#### JOB
Transcribe each entry below exactly. Pictures do not go in the copy.
>> start
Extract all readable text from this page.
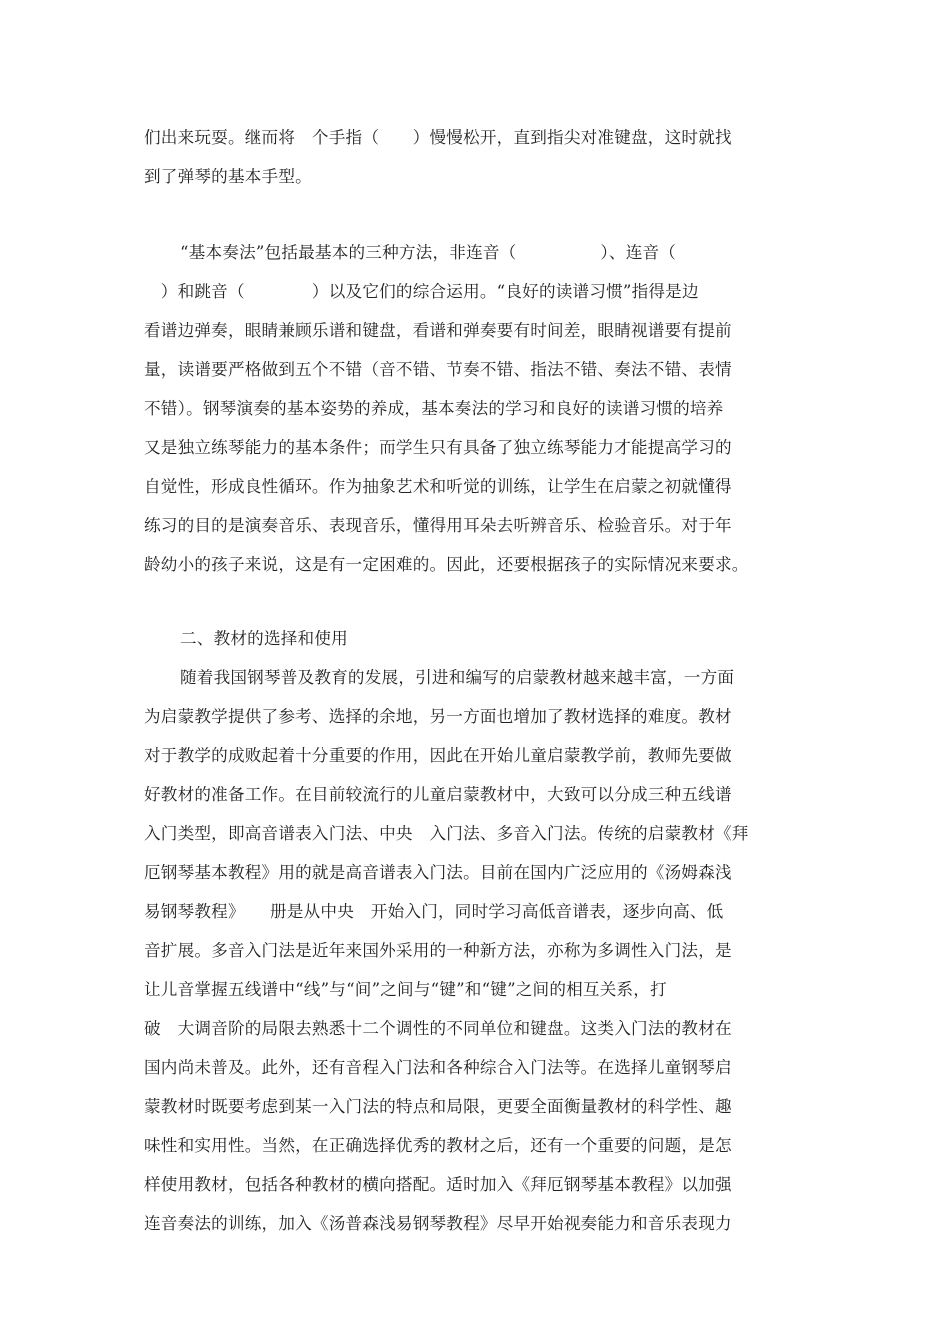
们出来玩耍。继而将　个手指（　　）慢慢松开，直到指尖对准键盘，这时就找
到了弹琴的基本手型。
“基本奏法”包括最基本的三种方法，非连音（　　　　　）、连音（
　）和跳音（　　　　）以及它们的综合运用。“良好的读谱习惯”指得是边
看谱边弹奏，眼睛兼顾乐谱和键盘，看谱和弹奏要有时间差，眼睛视谱要有提前
量，读谱要严格做到五个不错（音不错、节奏不错、指法不错、奏法不错、表情
不错）。钢琴演奏的基本姿势的养成，基本奏法的学习和良好的读谱习惯的培养
又是独立练琴能力的基本条件；而学生只有具备了独立练琴能力才能提高学习的
自觉性，形成良性循环。作为抽象艺术和听觉的训练，让学生在启蒙之初就懂得
练习的目的是演奏音乐、表现音乐，懂得用耳朵去听辨音乐、检验音乐。对于年
龄幼小的孩子来说，这是有一定困难的。因此，还要根据孩子的实际情况来要求。
二、教材的选择和使用
随着我国钢琴普及教育的发展，引进和编写的启蒙教材越来越丰富，一方面
为启蒙教学提供了参考、选择的余地，另一方面也增加了教材选择的难度。教材
对于教学的成败起着十分重要的作用，因此在开始儿童启蒙教学前，教师先要做
好教材的准备工作。在目前较流行的儿童启蒙教材中，大致可以分成三种五线谱
入门类型，即高音谱表入门法、中央　入门法、多音入门法。传统的启蒙教材《拜
厄钢琴基本教程》用的就是高音谱表入门法。目前在国内广泛应用的《汤姆森浅
易钢琴教程》　　册是从中央　开始入门，同时学习高低音谱表，逐步向高、低
音扩展。多音入门法是近年来国外采用的一种新方法，亦称为多调性入门法，是
让儿音掌握五线谱中“线”与“间”之间与“键”和“键”之间的相互关系，打
破　大调音阶的局限去熟悉十二个调性的不同单位和键盘。这类入门法的教材在
国内尚未普及。此外，还有音程入门法和各种综合入门法等。在选择儿童钢琴启
蒙教材时既要考虑到某一入门法的特点和局限，更要全面衡量教材的科学性、趣
味性和实用性。当然，在正确选择优秀的教材之后，还有一个重要的问题，是怎
样使用教材，包括各种教材的横向搭配。适时加入《拜厄钢琴基本教程》以加强
连音奏法的训练，加入《汤普森浅易钢琴教程》尽早开始视奏能力和音乐表现力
>> end
#### PROBLEM SOLUTION
Extract all readable text from this page.
们出来玩耍。继而将　个手指（　　）慢慢松开，直到指尖对准键盘，这时就找
到了弹琴的基本手型。
“基本奏法”包括最基本的三种方法，非连音（　　　　　）、连音（
　）和跳音（　　　　）以及它们的综合运用。“良好的读谱习惯”指得是边
看谱边弹奏，眼睛兼顾乐谱和键盘，看谱和弹奏要有时间差，眼睛视谱要有提前
量，读谱要严格做到五个不错（音不错、节奏不错、指法不错、奏法不错、表情
不错）。钢琴演奏的基本姿势的养成，基本奏法的学习和良好的读谱习惯的培养
又是独立练琴能力的基本条件；而学生只有具备了独立练琴能力才能提高学习的
自觉性，形成良性循环。作为抽象艺术和听觉的训练，让学生在启蒙之初就懂得
练习的目的是演奏音乐、表现音乐，懂得用耳朵去听辨音乐、检验音乐。对于年
龄幼小的孩子来说，这是有一定困难的。因此，还要根据孩子的实际情况来要求。
二、教材的选择和使用
随着我国钢琴普及教育的发展，引进和编写的启蒙教材越来越丰富，一方面
为启蒙教学提供了参考、选择的余地，另一方面也增加了教材选择的难度。教材
对于教学的成败起着十分重要的作用，因此在开始儿童启蒙教学前，教师先要做
好教材的准备工作。在目前较流行的儿童启蒙教材中，大致可以分成三种五线谱
入门类型，即高音谱表入门法、中央　入门法、多音入门法。传统的启蒙教材《拜
厄钢琴基本教程》用的就是高音谱表入门法。目前在国内广泛应用的《汤姆森浅
易钢琴教程》　　册是从中央　开始入门，同时学习高低音谱表，逐步向高、低
音扩展。多音入门法是近年来国外采用的一种新方法，亦称为多调性入门法，是
让儿音掌握五线谱中“线”与“间”之间与“键”和“键”之间的相互关系，打
破　大调音阶的局限去熟悉十二个调性的不同单位和键盘。这类入门法的教材在
国内尚未普及。此外，还有音程入门法和各种综合入门法等。在选择儿童钢琴启
蒙教材时既要考虑到某一入门法的特点和局限，更要全面衡量教材的科学性、趣
味性和实用性。当然，在正确选择优秀的教材之后，还有一个重要的问题，是怎
样使用教材，包括各种教材的横向搭配。适时加入《拜厄钢琴基本教程》以加强
连音奏法的训练，加入《汤普森浅易钢琴教程》尽早开始视奏能力和音乐表现力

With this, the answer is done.